(Entries taken from a collection)
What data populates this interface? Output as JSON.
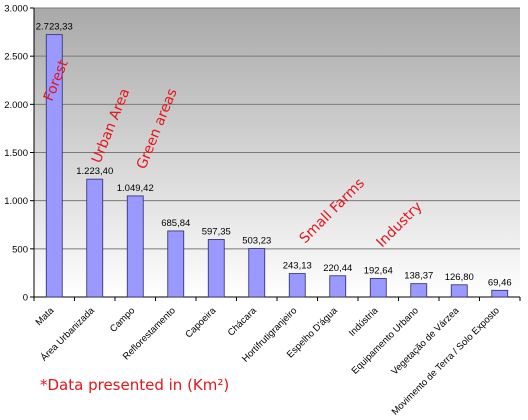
{
  "chart_data": {
    "type": "bar",
    "categories": [
      "Mata",
      "Área Urbanizada",
      "Campo",
      "Reflorestamento",
      "Capoeira",
      "Chácara",
      "Hortifrutigranjeiro",
      "Espelho D'água",
      "Indústria",
      "Equipamento Urbano",
      "Vegetação de Várzea",
      "Movimento de Terra / Solo Exposto"
    ],
    "values": [
      2723.33,
      1223.4,
      1049.42,
      685.84,
      597.35,
      503.23,
      243.13,
      220.44,
      192.64,
      138.37,
      126.8,
      69.46
    ],
    "value_labels": [
      "2.723,33",
      "1.223,40",
      "1.049,42",
      "685,84",
      "597,35",
      "503,23",
      "243,13",
      "220,44",
      "192,64",
      "138,37",
      "126,80",
      "69,46"
    ],
    "yticks": [
      0,
      500,
      1000,
      1500,
      2000,
      2500,
      3000
    ],
    "ytick_labels": [
      "0",
      "500",
      "1.000",
      "1.500",
      "2.000",
      "2.500",
      "3.000"
    ],
    "ylim": [
      0,
      3000
    ],
    "grid": true,
    "title": "",
    "xlabel": "",
    "ylabel": "",
    "bar_color": "#9999ff",
    "plot_background_top": "#a9a9a9",
    "plot_background_bottom": "#ffffff",
    "annotation_color": "#e8141c",
    "annotations": [
      {
        "text": "Forest",
        "category_index": 0,
        "rotation": -68
      },
      {
        "text": "Urban Area",
        "category_index": 1,
        "rotation": -68
      },
      {
        "text": "Green areas",
        "category_index": 2,
        "rotation": -68
      },
      {
        "text": "Small Farms",
        "category_index": 6,
        "rotation": -45
      },
      {
        "text": "Industry",
        "category_index": 8,
        "rotation": -45
      }
    ]
  },
  "footnote": "*Data presented in (Km²)"
}
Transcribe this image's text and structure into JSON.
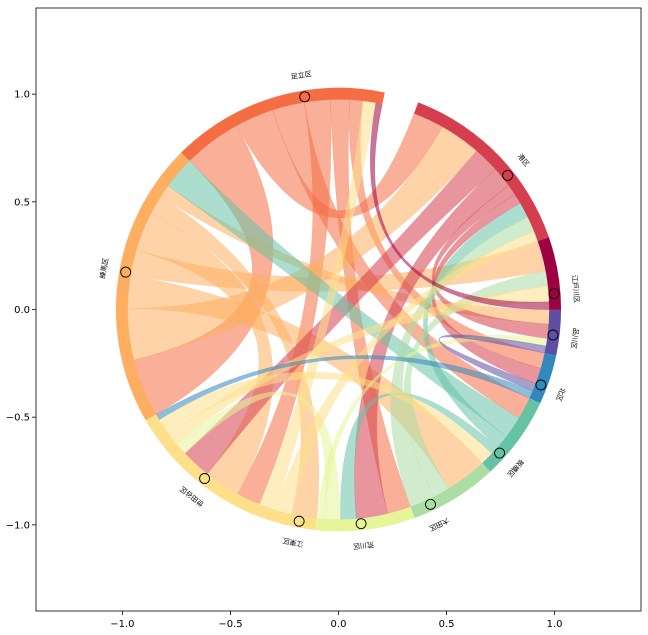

Objective
Write the material out again exactly as it appears, dropping the pictures.

Complete response
What data populates this interface? Output as JSON.
{
  "chart_data": {
    "type": "bar",
    "categories": [
      "Mata",
      "Área Urbanizada",
      "Campo",
      "Reflorestamento",
      "Capoeira",
      "Chácara",
      "Hortifrutigranjeiro",
      "Espelho D'água",
      "Indústria",
      "Equipamento Urbano",
      "Vegetação de Várzea",
      "Movimento de Terra / Solo Exposto"
    ],
    "values": [
      2723.33,
      1223.4,
      1049.42,
      685.84,
      597.35,
      503.23,
      243.13,
      220.44,
      192.64,
      138.37,
      126.8,
      69.46
    ],
    "value_labels": [
      "2.723,33",
      "1.223,40",
      "1.049,42",
      "685,84",
      "597,35",
      "503,23",
      "243,13",
      "220,44",
      "192,64",
      "138,37",
      "126,80",
      "69,46"
    ],
    "yticks": [
      0,
      500,
      1000,
      1500,
      2000,
      2500,
      3000
    ],
    "ytick_labels": [
      "0",
      "500",
      "1.000",
      "1.500",
      "2.000",
      "2.500",
      "3.000"
    ],
    "ylim": [
      0,
      3000
    ],
    "grid": true,
    "title": "",
    "xlabel": "",
    "ylabel": "",
    "bar_color": "#9999ff",
    "plot_background_top": "#a9a9a9",
    "plot_background_bottom": "#ffffff",
    "annotation_color": "#e8141c",
    "annotations": [
      {
        "text": "Forest",
        "category_index": 0,
        "rotation": -68
      },
      {
        "text": "Urban Area",
        "category_index": 1,
        "rotation": -68
      },
      {
        "text": "Green areas",
        "category_index": 2,
        "rotation": -68
      },
      {
        "text": "Small Farms",
        "category_index": 6,
        "rotation": -45
      },
      {
        "text": "Industry",
        "category_index": 8,
        "rotation": -45
      }
    ]
  },
  "footnote": "*Data presented in (Km²)"
}
Transcribe this image's text and structure into JSON.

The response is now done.